Short exercise -
Copy out the entries below precisely; nothing is to be omitted.

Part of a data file
————————
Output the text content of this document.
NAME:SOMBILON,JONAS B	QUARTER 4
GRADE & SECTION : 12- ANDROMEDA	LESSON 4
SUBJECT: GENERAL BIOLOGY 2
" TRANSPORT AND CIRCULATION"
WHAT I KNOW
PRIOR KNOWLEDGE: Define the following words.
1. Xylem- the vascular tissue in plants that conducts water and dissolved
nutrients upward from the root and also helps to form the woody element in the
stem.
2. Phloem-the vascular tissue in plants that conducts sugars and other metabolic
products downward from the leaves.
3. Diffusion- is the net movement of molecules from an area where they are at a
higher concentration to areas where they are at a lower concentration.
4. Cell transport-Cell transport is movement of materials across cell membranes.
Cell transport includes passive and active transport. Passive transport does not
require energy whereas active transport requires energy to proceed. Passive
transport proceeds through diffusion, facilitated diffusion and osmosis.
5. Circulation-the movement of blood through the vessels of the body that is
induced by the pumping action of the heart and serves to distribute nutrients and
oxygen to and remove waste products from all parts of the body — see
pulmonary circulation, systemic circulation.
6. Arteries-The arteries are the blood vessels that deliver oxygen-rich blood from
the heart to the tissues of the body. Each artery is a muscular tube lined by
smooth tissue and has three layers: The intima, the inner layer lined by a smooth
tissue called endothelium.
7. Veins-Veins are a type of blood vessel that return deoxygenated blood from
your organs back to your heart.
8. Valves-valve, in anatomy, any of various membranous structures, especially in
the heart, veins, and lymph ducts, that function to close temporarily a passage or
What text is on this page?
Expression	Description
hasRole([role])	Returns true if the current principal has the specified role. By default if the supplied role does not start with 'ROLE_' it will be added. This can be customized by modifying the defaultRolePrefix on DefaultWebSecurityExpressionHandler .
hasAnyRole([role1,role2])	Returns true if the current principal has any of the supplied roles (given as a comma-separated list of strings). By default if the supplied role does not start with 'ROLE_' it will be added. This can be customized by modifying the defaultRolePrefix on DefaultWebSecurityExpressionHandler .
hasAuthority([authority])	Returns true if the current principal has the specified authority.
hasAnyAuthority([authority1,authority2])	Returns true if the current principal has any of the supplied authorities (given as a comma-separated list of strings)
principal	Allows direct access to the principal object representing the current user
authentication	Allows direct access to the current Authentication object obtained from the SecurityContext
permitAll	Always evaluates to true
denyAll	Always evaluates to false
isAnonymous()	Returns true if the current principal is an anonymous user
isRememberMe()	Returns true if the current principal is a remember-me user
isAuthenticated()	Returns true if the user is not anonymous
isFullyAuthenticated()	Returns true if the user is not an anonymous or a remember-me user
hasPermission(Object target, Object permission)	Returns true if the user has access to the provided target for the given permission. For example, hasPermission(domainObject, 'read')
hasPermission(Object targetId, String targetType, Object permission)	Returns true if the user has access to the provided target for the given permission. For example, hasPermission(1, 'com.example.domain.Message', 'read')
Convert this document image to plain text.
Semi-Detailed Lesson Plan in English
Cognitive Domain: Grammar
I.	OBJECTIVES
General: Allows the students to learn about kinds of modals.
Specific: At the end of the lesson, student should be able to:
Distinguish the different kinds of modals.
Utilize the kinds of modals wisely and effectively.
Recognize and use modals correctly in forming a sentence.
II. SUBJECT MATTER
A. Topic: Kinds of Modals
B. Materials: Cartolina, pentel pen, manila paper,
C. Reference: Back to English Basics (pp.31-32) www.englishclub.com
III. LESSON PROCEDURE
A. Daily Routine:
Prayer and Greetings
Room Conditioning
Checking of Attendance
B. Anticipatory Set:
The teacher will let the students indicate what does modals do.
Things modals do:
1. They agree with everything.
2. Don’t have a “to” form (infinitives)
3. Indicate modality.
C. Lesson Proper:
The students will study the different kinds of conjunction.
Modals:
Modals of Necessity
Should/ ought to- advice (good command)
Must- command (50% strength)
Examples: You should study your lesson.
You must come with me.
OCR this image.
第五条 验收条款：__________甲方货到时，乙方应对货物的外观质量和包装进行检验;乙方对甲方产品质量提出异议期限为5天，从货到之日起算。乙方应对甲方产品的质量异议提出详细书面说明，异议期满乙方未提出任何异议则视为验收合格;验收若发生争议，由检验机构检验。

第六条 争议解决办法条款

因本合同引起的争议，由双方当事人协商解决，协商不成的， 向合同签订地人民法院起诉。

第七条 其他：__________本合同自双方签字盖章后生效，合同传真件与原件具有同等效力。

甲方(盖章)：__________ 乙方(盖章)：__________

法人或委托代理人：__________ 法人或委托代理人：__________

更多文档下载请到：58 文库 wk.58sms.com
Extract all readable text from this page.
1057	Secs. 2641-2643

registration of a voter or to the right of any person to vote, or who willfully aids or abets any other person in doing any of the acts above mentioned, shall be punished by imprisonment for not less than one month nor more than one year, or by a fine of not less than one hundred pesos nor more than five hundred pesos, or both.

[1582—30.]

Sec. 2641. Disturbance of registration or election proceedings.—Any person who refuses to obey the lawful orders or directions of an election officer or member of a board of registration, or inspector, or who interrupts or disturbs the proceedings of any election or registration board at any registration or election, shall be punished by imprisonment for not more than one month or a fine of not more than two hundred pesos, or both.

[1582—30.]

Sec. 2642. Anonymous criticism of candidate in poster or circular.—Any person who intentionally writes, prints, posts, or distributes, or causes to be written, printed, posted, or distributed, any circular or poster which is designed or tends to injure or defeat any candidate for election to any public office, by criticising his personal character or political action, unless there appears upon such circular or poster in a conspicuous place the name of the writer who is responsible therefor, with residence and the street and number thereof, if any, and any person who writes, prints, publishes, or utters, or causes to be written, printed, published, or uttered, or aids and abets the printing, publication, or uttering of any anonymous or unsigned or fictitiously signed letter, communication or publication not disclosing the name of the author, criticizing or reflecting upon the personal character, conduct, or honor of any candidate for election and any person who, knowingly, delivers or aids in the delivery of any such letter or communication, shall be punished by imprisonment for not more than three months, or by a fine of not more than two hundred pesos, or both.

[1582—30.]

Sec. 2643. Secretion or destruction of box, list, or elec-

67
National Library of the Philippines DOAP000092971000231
————————
Output below -
Output the text content of this document.
NAME:SOMBILON,JONAS B	QUARTER 4
GRADE & SECTION : 12- ANDROMEDA	LESSON 4
SUBJECT: GENERAL BIOLOGY 2
" TRANSPORT AND CIRCULATION"
WHAT I KNOW
PRIOR KNOWLEDGE: Define the following words.
1. Xylem- the vascular tissue in plants that conducts water and dissolved
nutrients upward from the root and also helps to form the woody element in the
stem.
2. Phloem-the vascular tissue in plants that conducts sugars and other metabolic
products downward from the leaves.
3. Diffusion- is the net movement of molecules from an area where they are at a
higher concentration to areas where they are at a lower concentration.
4. Cell transport-Cell transport is movement of materials across cell membranes.
Cell transport includes passive and active transport. Passive transport does not
require energy whereas active transport requires energy to proceed. Passive
transport proceeds through diffusion, facilitated diffusion and osmosis.
5. Circulation-the movement of blood through the vessels of the body that is
induced by the pumping action of the heart and serves to distribute nutrients and
oxygen to and remove waste products from all parts of the body — see
pulmonary circulation, systemic circulation.
6. Arteries-The arteries are the blood vessels that deliver oxygen-rich blood from
the heart to the tissues of the body. Each artery is a muscular tube lined by
smooth tissue and has three layers: The intima, the inner layer lined by a smooth
tissue called endothelium.
7. Veins-Veins are a type of blood vessel that return deoxygenated blood from
your organs back to your heart.
8. Valves-valve, in anatomy, any of various membranous structures, especially in
the heart, veins, and lymph ducts, that function to close temporarily a passage or
What text is on this page?
Expression	Description
hasRole([role])	Returns true if the current principal has the specified role. By default if the supplied role does not start with 'ROLE_' it will be added. This can be customized by modifying the defaultRolePrefix on DefaultWebSecurityExpressionHandler .
hasAnyRole([role1,role2])	Returns true if the current principal has any of the supplied roles (given as a comma-separated list of strings). By default if the supplied role does not start with 'ROLE_' it will be added. This can be customized by modifying the defaultRolePrefix on DefaultWebSecurityExpressionHandler .
hasAuthority([authority])	Returns true if the current principal has the specified authority.
hasAnyAuthority([authority1,authority2])	Returns true if the current principal has any of the supplied authorities (given as a comma-separated list of strings)
principal	Allows direct access to the principal object representing the current user
authentication	Allows direct access to the current Authentication object obtained from the SecurityContext
permitAll	Always evaluates to true
denyAll	Always evaluates to false
isAnonymous()	Returns true if the current principal is an anonymous user
isRememberMe()	Returns true if the current principal is a remember-me user
isAuthenticated()	Returns true if the user is not anonymous
isFullyAuthenticated()	Returns true if the user is not an anonymous or a remember-me user
hasPermission(Object target, Object permission)	Returns true if the user has access to the provided target for the given permission. For example, hasPermission(domainObject, 'read')
hasPermission(Object targetId, String targetType, Object permission)	Returns true if the user has access to the provided target for the given permission. For example, hasPermission(1, 'com.example.domain.Message', 'read')
Convert this document image to plain text.
Semi-Detailed Lesson Plan in English
Cognitive Domain: Grammar
I.	OBJECTIVES
General: Allows the students to learn about kinds of modals.
Specific: At the end of the lesson, student should be able to:
Distinguish the different kinds of modals.
Utilize the kinds of modals wisely and effectively.
Recognize and use modals correctly in forming a sentence.
II. SUBJECT MATTER
A. Topic: Kinds of Modals
B. Materials: Cartolina, pentel pen, manila paper,
C. Reference: Back to English Basics (pp.31-32) www.englishclub.com
III. LESSON PROCEDURE
A. Daily Routine:
Prayer and Greetings
Room Conditioning
Checking of Attendance
B. Anticipatory Set:
The teacher will let the students indicate what does modals do.
Things modals do:
1. They agree with everything.
2. Don’t have a “to” form (infinitives)
3. Indicate modality.
C. Lesson Proper:
The students will study the different kinds of conjunction.
Modals:
Modals of Necessity
Should/ ought to- advice (good command)
Must- command (50% strength)
Examples: You should study your lesson.
You must come with me.
OCR this image.
第五条 验收条款：__________甲方货到时，乙方应对货物的外观质量和包装进行检验;乙方对甲方产品质量提出异议期限为5天，从货到之日起算。乙方应对甲方产品的质量异议提出详细书面说明，异议期满乙方未提出任何异议则视为验收合格;验收若发生争议，由检验机构检验。

第六条 争议解决办法条款

因本合同引起的争议，由双方当事人协商解决，协商不成的， 向合同签订地人民法院起诉。

第七条 其他：__________本合同自双方签字盖章后生效，合同传真件与原件具有同等效力。

甲方(盖章)：__________ 乙方(盖章)：__________

法人或委托代理人：__________ 法人或委托代理人：__________

更多文档下载请到：58 文库 wk.58sms.com
Extract all readable text from this page.
1057	Secs. 2641-2643

registration of a voter or to the right of any person to vote, or who willfully aids or abets any other person in doing any of the acts above mentioned, shall be punished by imprisonment for not less than one month nor more than one year, or by a fine of not less than one hundred pesos nor more than five hundred pesos, or both.

[1582—30.]

Sec. 2641. Disturbance of registration or election proceedings.—Any person who refuses to obey the lawful orders or directions of an election officer or member of a board of registration, or inspector, or who interrupts or disturbs the proceedings of any election or registration board at any registration or election, shall be punished by imprisonment for not more than one month or a fine of not more than two hundred pesos, or both.

[1582—30.]

Sec. 2642. Anonymous criticism of candidate in poster or circular.—Any person who intentionally writes, prints, posts, or distributes, or causes to be written, printed, posted, or distributed, any circular or poster which is designed or tends to injure or defeat any candidate for election to any public office, by criticising his personal character or political action, unless there appears upon such circular or poster in a conspicuous place the name of the writer who is responsible therefor, with residence and the street and number thereof, if any, and any person who writes, prints, publishes, or utters, or causes to be written, printed, published, or uttered, or aids and abets the printing, publication, or uttering of any anonymous or unsigned or fictitiously signed letter, communication or publication not disclosing the name of the author, criticizing or reflecting upon the personal character, conduct, or honor of any candidate for election and any person who, knowingly, delivers or aids in the delivery of any such letter or communication, shall be punished by imprisonment for not more than three months, or by a fine of not more than two hundred pesos, or both.

[1582—30.]

Sec. 2643. Secretion or destruction of box, list, or elec-

67
National Library of the Philippines DOAP000092971000231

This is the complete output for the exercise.